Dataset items

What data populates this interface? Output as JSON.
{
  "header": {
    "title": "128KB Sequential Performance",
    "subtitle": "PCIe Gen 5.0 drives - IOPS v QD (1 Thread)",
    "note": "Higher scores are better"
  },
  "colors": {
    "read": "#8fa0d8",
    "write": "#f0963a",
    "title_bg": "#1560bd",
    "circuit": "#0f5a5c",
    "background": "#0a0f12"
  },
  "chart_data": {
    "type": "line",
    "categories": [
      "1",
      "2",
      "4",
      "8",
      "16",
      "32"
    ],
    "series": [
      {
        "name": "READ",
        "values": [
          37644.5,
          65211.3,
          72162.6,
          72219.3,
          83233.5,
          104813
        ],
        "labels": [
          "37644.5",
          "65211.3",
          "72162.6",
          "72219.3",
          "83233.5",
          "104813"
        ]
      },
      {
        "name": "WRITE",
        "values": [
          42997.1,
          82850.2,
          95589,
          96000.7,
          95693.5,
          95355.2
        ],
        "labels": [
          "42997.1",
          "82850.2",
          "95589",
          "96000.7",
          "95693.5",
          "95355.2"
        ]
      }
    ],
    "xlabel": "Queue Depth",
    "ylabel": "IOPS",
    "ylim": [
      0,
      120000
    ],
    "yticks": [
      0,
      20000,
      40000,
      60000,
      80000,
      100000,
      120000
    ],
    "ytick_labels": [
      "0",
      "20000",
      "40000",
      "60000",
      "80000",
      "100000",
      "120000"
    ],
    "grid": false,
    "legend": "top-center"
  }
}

Directions for this task:
Every line in the data that holds "IOPS" should be copied out.

Finished exercise:
    "subtitle": "PCIe Gen 5.0 drives - IOPS v QD (1 Thread)",
    "ylabel": "IOPS",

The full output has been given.